Stated goal: Output every line of the records below verbatim, without changing, adding, or omitting anything.

Information provided:
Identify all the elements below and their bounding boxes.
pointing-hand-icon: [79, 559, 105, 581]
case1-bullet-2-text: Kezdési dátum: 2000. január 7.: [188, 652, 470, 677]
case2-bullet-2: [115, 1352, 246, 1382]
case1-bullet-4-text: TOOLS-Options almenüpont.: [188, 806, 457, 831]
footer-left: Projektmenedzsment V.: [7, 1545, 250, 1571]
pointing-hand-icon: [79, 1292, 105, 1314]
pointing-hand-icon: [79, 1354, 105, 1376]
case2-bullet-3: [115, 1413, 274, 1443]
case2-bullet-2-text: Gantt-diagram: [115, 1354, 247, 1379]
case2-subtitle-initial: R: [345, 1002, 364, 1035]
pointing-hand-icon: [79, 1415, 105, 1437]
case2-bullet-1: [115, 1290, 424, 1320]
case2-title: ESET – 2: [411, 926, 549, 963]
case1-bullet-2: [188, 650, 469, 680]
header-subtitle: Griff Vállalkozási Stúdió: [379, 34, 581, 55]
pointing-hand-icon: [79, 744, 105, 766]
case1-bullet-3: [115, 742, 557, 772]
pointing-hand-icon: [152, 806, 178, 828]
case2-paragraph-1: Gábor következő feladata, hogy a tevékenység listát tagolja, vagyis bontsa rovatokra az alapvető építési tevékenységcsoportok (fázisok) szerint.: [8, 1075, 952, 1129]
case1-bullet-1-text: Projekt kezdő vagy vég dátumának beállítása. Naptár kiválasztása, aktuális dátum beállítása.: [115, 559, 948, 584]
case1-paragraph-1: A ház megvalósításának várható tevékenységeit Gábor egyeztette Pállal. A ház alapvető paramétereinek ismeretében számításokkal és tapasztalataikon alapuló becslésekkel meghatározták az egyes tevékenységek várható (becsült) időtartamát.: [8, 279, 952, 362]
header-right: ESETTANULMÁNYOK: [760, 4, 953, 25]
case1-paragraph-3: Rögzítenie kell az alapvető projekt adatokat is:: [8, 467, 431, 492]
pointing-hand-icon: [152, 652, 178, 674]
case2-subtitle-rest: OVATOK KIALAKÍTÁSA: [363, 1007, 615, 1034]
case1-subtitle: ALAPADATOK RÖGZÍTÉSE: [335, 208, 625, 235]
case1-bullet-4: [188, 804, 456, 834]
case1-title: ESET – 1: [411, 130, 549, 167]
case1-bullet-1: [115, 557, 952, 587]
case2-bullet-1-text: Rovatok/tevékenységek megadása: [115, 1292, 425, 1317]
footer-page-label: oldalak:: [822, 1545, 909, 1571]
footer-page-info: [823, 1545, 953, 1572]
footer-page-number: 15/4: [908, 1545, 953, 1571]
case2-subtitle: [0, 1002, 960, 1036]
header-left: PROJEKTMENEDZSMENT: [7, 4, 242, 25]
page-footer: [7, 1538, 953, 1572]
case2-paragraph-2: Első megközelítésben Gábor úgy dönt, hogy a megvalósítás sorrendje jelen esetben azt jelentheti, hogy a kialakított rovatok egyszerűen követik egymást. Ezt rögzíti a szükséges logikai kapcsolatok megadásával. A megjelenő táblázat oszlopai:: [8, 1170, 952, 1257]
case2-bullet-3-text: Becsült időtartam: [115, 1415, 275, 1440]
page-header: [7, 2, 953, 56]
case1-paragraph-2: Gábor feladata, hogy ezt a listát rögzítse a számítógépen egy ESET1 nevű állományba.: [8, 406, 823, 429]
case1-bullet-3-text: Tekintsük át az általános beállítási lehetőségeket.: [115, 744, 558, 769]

Written answer:
Identify all the elements below and their bounding boxes.
pointing-hand-icon: [79, 559, 105, 581]
case1-bullet-2-text: Kezdési dátum: 2000. január 7.: [188, 652, 470, 677]
case2-bullet-2: [115, 1352, 246, 1382]
case1-bullet-4-text: TOOLS-Options almenüpont.: [188, 806, 457, 831]
footer-left: Projektmenedzsment V.: [7, 1545, 250, 1571]
pointing-hand-icon: [79, 1292, 105, 1314]
pointing-hand-icon: [79, 1354, 105, 1376]
case2-bullet-3: [115, 1413, 274, 1443]
case2-bullet-2-text: Gantt-diagram: [115, 1354, 247, 1379]
case2-subtitle-initial: R: [345, 1002, 364, 1035]
pointing-hand-icon: [79, 1415, 105, 1437]
case2-bullet-1: [115, 1290, 424, 1320]
case2-title: ESET – 2: [411, 926, 549, 963]
case1-bullet-2: [188, 650, 469, 680]
header-subtitle: Griff Vállalkozási Stúdió: [379, 34, 581, 55]
pointing-hand-icon: [79, 744, 105, 766]
case1-bullet-3: [115, 742, 557, 772]
pointing-hand-icon: [152, 806, 178, 828]
case2-paragraph-1: Gábor következő feladata, hogy a tevékenység listát tagolja, vagyis bontsa rovatokra az alapvető építési tevékenységcsoportok (fázisok) szerint.: [8, 1075, 952, 1129]
case1-bullet-1-text: Projekt kezdő vagy vég dátumának beállítása. Naptár kiválasztása, aktuális dátum beállítása.: [115, 559, 948, 584]
case1-paragraph-1: A ház megvalósításának várható tevékenységeit Gábor egyeztette Pállal. A ház alapvető paramétereinek ismeretében számításokkal és tapasztalataikon alapuló becslésekkel meghatározták az egyes tevékenységek várható (becsült) időtartamát.: [8, 279, 952, 362]
header-right: ESETTANULMÁNYOK: [760, 4, 953, 25]
case1-paragraph-3: Rögzítenie kell az alapvető projekt adatokat is:: [8, 467, 431, 492]
pointing-hand-icon: [152, 652, 178, 674]
case2-subtitle-rest: OVATOK KIALAKÍTÁSA: [363, 1007, 615, 1034]
case1-subtitle: ALAPADATOK RÖGZÍTÉSE: [335, 208, 625, 235]
case1-bullet-4: [188, 804, 456, 834]
case1-title: ESET – 1: [411, 130, 549, 167]
case1-bullet-1: [115, 557, 952, 587]
case2-bullet-1-text: Rovatok/tevékenységek megadása: [115, 1292, 425, 1317]
footer-page-label: oldalak:: [822, 1545, 909, 1571]
footer-page-info: [823, 1545, 953, 1572]
footer-page-number: 15/4: [908, 1545, 953, 1571]
case2-subtitle: [0, 1002, 960, 1036]
header-left: PROJEKTMENEDZSMENT: [7, 4, 242, 25]
page-footer: [7, 1538, 953, 1572]
case2-paragraph-2: Első megközelítésben Gábor úgy dönt, hogy a megvalósítás sorrendje jelen esetben azt jelentheti, hogy a kialakított rovatok egyszerűen követik egymást. Ezt rögzíti a szükséges logikai kapcsolatok megadásával. A megjelenő táblázat oszlopai:: [8, 1170, 952, 1257]
case2-bullet-3-text: Becsült időtartam: [115, 1415, 275, 1440]
page-header: [7, 2, 953, 56]
case1-paragraph-2: Gábor feladata, hogy ezt a listát rögzítse a számítógépen egy ESET1 nevű állományba.: [8, 406, 823, 429]
case1-bullet-3-text: Tekintsük át az általános beállítási lehetőségeket.: [115, 744, 558, 769]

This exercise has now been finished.